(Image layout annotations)
◇ ◇ ◇
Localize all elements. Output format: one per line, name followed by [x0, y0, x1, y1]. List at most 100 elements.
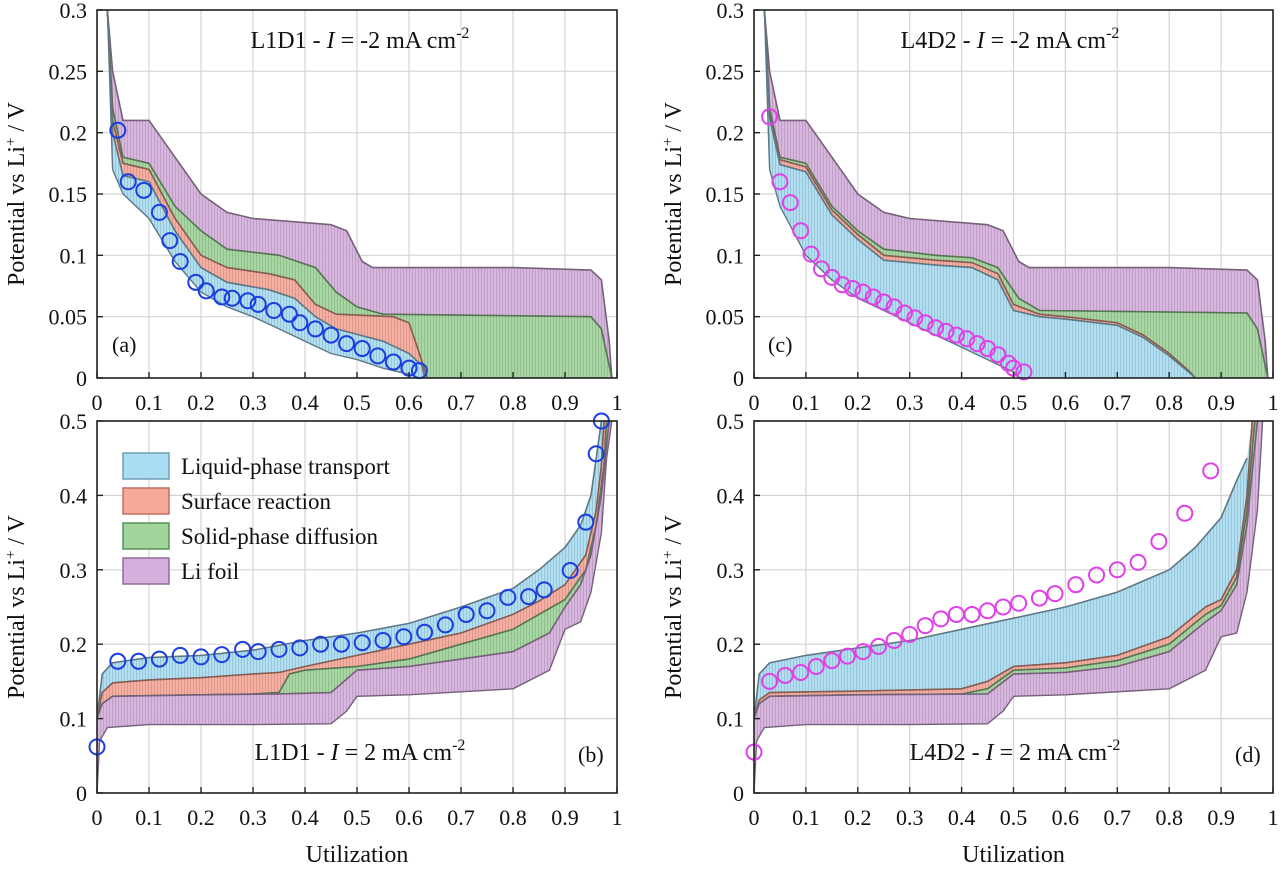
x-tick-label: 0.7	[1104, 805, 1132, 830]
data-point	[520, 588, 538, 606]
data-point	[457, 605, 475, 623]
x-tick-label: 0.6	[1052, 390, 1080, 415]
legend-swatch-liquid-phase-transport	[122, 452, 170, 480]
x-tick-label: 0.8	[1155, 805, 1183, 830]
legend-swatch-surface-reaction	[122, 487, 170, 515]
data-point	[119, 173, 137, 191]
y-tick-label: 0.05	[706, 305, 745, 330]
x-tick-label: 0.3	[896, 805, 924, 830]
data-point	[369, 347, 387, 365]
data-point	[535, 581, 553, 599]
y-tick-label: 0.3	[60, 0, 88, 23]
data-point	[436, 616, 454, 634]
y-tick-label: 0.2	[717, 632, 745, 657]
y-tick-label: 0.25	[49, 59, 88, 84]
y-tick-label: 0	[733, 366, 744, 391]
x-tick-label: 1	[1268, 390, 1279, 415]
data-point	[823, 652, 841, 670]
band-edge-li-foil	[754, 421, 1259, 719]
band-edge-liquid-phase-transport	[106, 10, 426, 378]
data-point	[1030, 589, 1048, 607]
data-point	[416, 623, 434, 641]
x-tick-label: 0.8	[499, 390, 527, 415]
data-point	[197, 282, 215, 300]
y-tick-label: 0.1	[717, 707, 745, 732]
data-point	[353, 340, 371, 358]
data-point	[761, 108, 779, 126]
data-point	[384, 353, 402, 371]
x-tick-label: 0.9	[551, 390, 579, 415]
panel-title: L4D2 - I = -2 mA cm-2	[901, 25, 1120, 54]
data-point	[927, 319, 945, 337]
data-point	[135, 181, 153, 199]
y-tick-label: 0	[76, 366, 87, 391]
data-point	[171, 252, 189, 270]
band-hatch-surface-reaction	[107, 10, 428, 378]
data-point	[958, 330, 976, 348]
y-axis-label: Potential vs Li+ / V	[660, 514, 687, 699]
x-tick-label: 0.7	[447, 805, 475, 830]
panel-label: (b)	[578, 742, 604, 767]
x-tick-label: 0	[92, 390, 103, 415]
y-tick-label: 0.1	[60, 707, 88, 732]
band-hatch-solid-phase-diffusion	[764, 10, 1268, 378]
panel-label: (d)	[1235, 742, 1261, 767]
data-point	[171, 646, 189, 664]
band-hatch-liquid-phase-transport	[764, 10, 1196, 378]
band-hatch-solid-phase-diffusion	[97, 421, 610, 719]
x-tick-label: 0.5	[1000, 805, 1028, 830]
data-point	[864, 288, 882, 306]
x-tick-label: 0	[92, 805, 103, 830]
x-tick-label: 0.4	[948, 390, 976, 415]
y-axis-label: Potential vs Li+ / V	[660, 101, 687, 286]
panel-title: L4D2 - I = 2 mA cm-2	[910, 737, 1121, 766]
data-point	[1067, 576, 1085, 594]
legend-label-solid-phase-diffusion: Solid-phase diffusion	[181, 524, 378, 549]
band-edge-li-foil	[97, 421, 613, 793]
◇ ◇ ◇
Goal:
Reproduce every line of the data above verbatim, omitting the pictures from your answer.

Response to this task:
Localize all elements. Output format: one per line, name followed by [x0, y0, x1, y1]. List at most 100 elements.
x-tick-label: 0.7	[1104, 805, 1132, 830]
data-point	[520, 588, 538, 606]
data-point	[457, 605, 475, 623]
x-tick-label: 0.6	[1052, 390, 1080, 415]
legend-swatch-liquid-phase-transport	[122, 452, 170, 480]
x-tick-label: 0.8	[1155, 805, 1183, 830]
legend-swatch-surface-reaction	[122, 487, 170, 515]
data-point	[119, 173, 137, 191]
y-tick-label: 0.05	[706, 305, 745, 330]
x-tick-label: 0.3	[896, 805, 924, 830]
data-point	[369, 347, 387, 365]
data-point	[535, 581, 553, 599]
y-tick-label: 0.3	[60, 0, 88, 23]
data-point	[436, 616, 454, 634]
y-tick-label: 0.2	[717, 632, 745, 657]
y-tick-label: 0.25	[49, 59, 88, 84]
y-tick-label: 0	[733, 366, 744, 391]
x-tick-label: 1	[1268, 390, 1279, 415]
data-point	[823, 652, 841, 670]
band-edge-li-foil	[754, 421, 1259, 719]
band-edge-liquid-phase-transport	[106, 10, 426, 378]
data-point	[1030, 589, 1048, 607]
data-point	[416, 623, 434, 641]
x-tick-label: 0.8	[499, 390, 527, 415]
data-point	[197, 282, 215, 300]
y-tick-label: 0.1	[717, 707, 745, 732]
data-point	[353, 340, 371, 358]
data-point	[761, 108, 779, 126]
data-point	[384, 353, 402, 371]
x-tick-label: 0.9	[551, 390, 579, 415]
panel-title: L4D2 - I = -2 mA cm-2	[901, 25, 1120, 54]
data-point	[927, 319, 945, 337]
data-point	[135, 181, 153, 199]
y-tick-label: 0	[76, 366, 87, 391]
data-point	[171, 252, 189, 270]
band-hatch-surface-reaction	[107, 10, 428, 378]
data-point	[958, 330, 976, 348]
y-axis-label: Potential vs Li+ / V	[660, 514, 687, 699]
x-tick-label: 0.7	[447, 805, 475, 830]
panel-label: (b)	[578, 742, 604, 767]
x-tick-label: 0	[92, 390, 103, 415]
y-tick-label: 0.1	[60, 707, 88, 732]
band-hatch-solid-phase-diffusion	[764, 10, 1268, 378]
panel-label: (d)	[1235, 742, 1261, 767]
data-point	[171, 646, 189, 664]
band-hatch-liquid-phase-transport	[764, 10, 1196, 378]
band-hatch-solid-phase-diffusion	[97, 421, 610, 719]
x-tick-label: 0.5	[1000, 805, 1028, 830]
data-point	[864, 288, 882, 306]
x-tick-label: 0	[92, 805, 103, 830]
x-tick-label: 0.4	[948, 390, 976, 415]
y-axis-label: Potential vs Li+ / V	[660, 101, 687, 286]
panel-title: L4D2 - I = 2 mA cm-2	[910, 737, 1121, 766]
data-point	[1067, 576, 1085, 594]
legend-label-solid-phase-diffusion: Solid-phase diffusion	[181, 524, 378, 549]
band-edge-li-foil	[97, 421, 613, 793]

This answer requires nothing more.